§ **Exercise**
Write out the complete material exactly as it stands.

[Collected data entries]
..............................

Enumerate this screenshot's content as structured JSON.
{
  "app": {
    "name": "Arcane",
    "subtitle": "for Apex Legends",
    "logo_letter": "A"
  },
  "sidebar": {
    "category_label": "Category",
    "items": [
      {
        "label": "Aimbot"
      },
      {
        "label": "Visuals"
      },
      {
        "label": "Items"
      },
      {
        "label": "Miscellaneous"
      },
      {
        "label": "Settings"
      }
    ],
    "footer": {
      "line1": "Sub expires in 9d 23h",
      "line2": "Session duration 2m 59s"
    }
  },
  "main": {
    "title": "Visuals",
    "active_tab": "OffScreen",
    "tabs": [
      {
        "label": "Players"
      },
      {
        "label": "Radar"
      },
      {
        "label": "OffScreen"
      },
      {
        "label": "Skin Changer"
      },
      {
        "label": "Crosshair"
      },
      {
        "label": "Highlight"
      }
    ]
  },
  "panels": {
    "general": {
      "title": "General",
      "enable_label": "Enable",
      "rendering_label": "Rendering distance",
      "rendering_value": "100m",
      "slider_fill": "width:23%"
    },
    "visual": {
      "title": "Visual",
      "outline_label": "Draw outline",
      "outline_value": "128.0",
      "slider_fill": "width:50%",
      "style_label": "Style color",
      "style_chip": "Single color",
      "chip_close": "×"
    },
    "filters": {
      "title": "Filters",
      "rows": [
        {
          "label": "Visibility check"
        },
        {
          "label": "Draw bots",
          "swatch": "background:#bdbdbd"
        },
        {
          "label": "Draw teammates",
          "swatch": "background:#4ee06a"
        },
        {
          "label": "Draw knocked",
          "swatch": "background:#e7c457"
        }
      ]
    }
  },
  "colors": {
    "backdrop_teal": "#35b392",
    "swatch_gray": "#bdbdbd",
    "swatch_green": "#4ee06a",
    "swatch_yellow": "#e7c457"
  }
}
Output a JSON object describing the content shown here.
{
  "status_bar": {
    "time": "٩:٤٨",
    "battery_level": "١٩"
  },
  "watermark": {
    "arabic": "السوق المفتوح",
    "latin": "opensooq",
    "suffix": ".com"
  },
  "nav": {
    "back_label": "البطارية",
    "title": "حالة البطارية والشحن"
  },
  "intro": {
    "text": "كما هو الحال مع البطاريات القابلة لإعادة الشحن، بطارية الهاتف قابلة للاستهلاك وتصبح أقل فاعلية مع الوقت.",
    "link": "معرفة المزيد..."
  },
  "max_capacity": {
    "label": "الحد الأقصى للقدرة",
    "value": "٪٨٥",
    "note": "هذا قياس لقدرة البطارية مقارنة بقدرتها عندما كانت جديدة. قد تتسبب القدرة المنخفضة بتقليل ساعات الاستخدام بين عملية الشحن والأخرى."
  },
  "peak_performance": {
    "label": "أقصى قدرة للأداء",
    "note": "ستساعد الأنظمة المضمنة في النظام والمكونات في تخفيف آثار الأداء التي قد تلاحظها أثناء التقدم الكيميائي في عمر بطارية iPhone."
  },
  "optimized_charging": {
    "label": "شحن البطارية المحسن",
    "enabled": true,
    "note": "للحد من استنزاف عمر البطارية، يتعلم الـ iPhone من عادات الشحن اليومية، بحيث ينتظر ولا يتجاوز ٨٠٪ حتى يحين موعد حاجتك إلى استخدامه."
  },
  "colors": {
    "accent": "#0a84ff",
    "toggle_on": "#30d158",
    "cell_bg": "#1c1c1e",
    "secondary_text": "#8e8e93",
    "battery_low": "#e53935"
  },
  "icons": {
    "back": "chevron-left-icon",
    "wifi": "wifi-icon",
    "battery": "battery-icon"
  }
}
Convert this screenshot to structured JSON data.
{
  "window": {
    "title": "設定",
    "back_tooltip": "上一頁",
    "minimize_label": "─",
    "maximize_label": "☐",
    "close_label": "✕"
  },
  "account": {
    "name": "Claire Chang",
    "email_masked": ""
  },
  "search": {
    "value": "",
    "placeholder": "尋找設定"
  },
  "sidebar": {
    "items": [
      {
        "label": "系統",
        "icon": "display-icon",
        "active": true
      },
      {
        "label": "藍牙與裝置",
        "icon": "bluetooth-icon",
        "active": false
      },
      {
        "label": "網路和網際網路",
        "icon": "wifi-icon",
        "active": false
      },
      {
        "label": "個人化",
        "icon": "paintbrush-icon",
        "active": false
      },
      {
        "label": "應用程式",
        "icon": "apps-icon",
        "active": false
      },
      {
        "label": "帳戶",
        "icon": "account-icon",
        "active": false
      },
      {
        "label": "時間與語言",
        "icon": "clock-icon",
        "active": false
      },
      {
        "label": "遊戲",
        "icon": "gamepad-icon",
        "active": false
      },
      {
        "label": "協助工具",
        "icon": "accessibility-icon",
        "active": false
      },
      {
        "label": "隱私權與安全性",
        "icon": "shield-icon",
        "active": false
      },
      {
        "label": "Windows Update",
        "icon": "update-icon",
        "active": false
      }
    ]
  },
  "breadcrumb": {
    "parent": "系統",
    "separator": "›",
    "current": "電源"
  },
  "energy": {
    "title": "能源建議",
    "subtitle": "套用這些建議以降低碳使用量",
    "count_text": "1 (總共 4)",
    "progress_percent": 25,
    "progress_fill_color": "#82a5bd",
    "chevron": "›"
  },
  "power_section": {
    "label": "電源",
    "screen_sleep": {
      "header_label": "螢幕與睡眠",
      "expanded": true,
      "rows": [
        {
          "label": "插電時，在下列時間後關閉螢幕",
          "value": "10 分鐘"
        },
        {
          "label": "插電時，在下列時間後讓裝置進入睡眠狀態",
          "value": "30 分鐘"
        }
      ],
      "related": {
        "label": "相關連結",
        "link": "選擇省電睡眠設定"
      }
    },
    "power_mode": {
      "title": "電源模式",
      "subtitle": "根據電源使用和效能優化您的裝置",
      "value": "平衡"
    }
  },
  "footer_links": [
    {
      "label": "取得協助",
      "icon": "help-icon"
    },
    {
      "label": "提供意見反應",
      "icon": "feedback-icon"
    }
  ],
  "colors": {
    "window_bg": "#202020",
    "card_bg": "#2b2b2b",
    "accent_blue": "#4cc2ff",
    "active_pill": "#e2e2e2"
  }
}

..............................

§ **Response to this exercise**
Enumerate this screenshot's content as structured JSON.
{
  "app": {
    "name": "Arcane",
    "subtitle": "for Apex Legends",
    "logo_letter": "A"
  },
  "sidebar": {
    "category_label": "Category",
    "items": [
      {
        "label": "Aimbot"
      },
      {
        "label": "Visuals"
      },
      {
        "label": "Items"
      },
      {
        "label": "Miscellaneous"
      },
      {
        "label": "Settings"
      }
    ],
    "footer": {
      "line1": "Sub expires in 9d 23h",
      "line2": "Session duration 2m 59s"
    }
  },
  "main": {
    "title": "Visuals",
    "active_tab": "OffScreen",
    "tabs": [
      {
        "label": "Players"
      },
      {
        "label": "Radar"
      },
      {
        "label": "OffScreen"
      },
      {
        "label": "Skin Changer"
      },
      {
        "label": "Crosshair"
      },
      {
        "label": "Highlight"
      }
    ]
  },
  "panels": {
    "general": {
      "title": "General",
      "enable_label": "Enable",
      "rendering_label": "Rendering distance",
      "rendering_value": "100m",
      "slider_fill": "width:23%"
    },
    "visual": {
      "title": "Visual",
      "outline_label": "Draw outline",
      "outline_value": "128.0",
      "slider_fill": "width:50%",
      "style_label": "Style color",
      "style_chip": "Single color",
      "chip_close": "×"
    },
    "filters": {
      "title": "Filters",
      "rows": [
        {
          "label": "Visibility check"
        },
        {
          "label": "Draw bots",
          "swatch": "background:#bdbdbd"
        },
        {
          "label": "Draw teammates",
          "swatch": "background:#4ee06a"
        },
        {
          "label": "Draw knocked",
          "swatch": "background:#e7c457"
        }
      ]
    }
  },
  "colors": {
    "backdrop_teal": "#35b392",
    "swatch_gray": "#bdbdbd",
    "swatch_green": "#4ee06a",
    "swatch_yellow": "#e7c457"
  }
}
Output a JSON object describing the content shown here.
{
  "status_bar": {
    "time": "٩:٤٨",
    "battery_level": "١٩"
  },
  "watermark": {
    "arabic": "السوق المفتوح",
    "latin": "opensooq",
    "suffix": ".com"
  },
  "nav": {
    "back_label": "البطارية",
    "title": "حالة البطارية والشحن"
  },
  "intro": {
    "text": "كما هو الحال مع البطاريات القابلة لإعادة الشحن، بطارية الهاتف قابلة للاستهلاك وتصبح أقل فاعلية مع الوقت.",
    "link": "معرفة المزيد..."
  },
  "max_capacity": {
    "label": "الحد الأقصى للقدرة",
    "value": "٪٨٥",
    "note": "هذا قياس لقدرة البطارية مقارنة بقدرتها عندما كانت جديدة. قد تتسبب القدرة المنخفضة بتقليل ساعات الاستخدام بين عملية الشحن والأخرى."
  },
  "peak_performance": {
    "label": "أقصى قدرة للأداء",
    "note": "ستساعد الأنظمة المضمنة في النظام والمكونات في تخفيف آثار الأداء التي قد تلاحظها أثناء التقدم الكيميائي في عمر بطارية iPhone."
  },
  "optimized_charging": {
    "label": "شحن البطارية المحسن",
    "enabled": true,
    "note": "للحد من استنزاف عمر البطارية، يتعلم الـ iPhone من عادات الشحن اليومية، بحيث ينتظر ولا يتجاوز ٨٠٪ حتى يحين موعد حاجتك إلى استخدامه."
  },
  "colors": {
    "accent": "#0a84ff",
    "toggle_on": "#30d158",
    "cell_bg": "#1c1c1e",
    "secondary_text": "#8e8e93",
    "battery_low": "#e53935"
  },
  "icons": {
    "back": "chevron-left-icon",
    "wifi": "wifi-icon",
    "battery": "battery-icon"
  }
}
Convert this screenshot to structured JSON data.
{
  "window": {
    "title": "設定",
    "back_tooltip": "上一頁",
    "minimize_label": "─",
    "maximize_label": "☐",
    "close_label": "✕"
  },
  "account": {
    "name": "Claire Chang",
    "email_masked": ""
  },
  "search": {
    "value": "",
    "placeholder": "尋找設定"
  },
  "sidebar": {
    "items": [
      {
        "label": "系統",
        "icon": "display-icon",
        "active": true
      },
      {
        "label": "藍牙與裝置",
        "icon": "bluetooth-icon",
        "active": false
      },
      {
        "label": "網路和網際網路",
        "icon": "wifi-icon",
        "active": false
      },
      {
        "label": "個人化",
        "icon": "paintbrush-icon",
        "active": false
      },
      {
        "label": "應用程式",
        "icon": "apps-icon",
        "active": false
      },
      {
        "label": "帳戶",
        "icon": "account-icon",
        "active": false
      },
      {
        "label": "時間與語言",
        "icon": "clock-icon",
        "active": false
      },
      {
        "label": "遊戲",
        "icon": "gamepad-icon",
        "active": false
      },
      {
        "label": "協助工具",
        "icon": "accessibility-icon",
        "active": false
      },
      {
        "label": "隱私權與安全性",
        "icon": "shield-icon",
        "active": false
      },
      {
        "label": "Windows Update",
        "icon": "update-icon",
        "active": false
      }
    ]
  },
  "breadcrumb": {
    "parent": "系統",
    "separator": "›",
    "current": "電源"
  },
  "energy": {
    "title": "能源建議",
    "subtitle": "套用這些建議以降低碳使用量",
    "count_text": "1 (總共 4)",
    "progress_percent": 25,
    "progress_fill_color": "#82a5bd",
    "chevron": "›"
  },
  "power_section": {
    "label": "電源",
    "screen_sleep": {
      "header_label": "螢幕與睡眠",
      "expanded": true,
      "rows": [
        {
          "label": "插電時，在下列時間後關閉螢幕",
          "value": "10 分鐘"
        },
        {
          "label": "插電時，在下列時間後讓裝置進入睡眠狀態",
          "value": "30 分鐘"
        }
      ],
      "related": {
        "label": "相關連結",
        "link": "選擇省電睡眠設定"
      }
    },
    "power_mode": {
      "title": "電源模式",
      "subtitle": "根據電源使用和效能優化您的裝置",
      "value": "平衡"
    }
  },
  "footer_links": [
    {
      "label": "取得協助",
      "icon": "help-icon"
    },
    {
      "label": "提供意見反應",
      "icon": "feedback-icon"
    }
  ],
  "colors": {
    "window_bg": "#202020",
    "card_bg": "#2b2b2b",
    "accent_blue": "#4cc2ff",
    "active_pill": "#e2e2e2"
  }
}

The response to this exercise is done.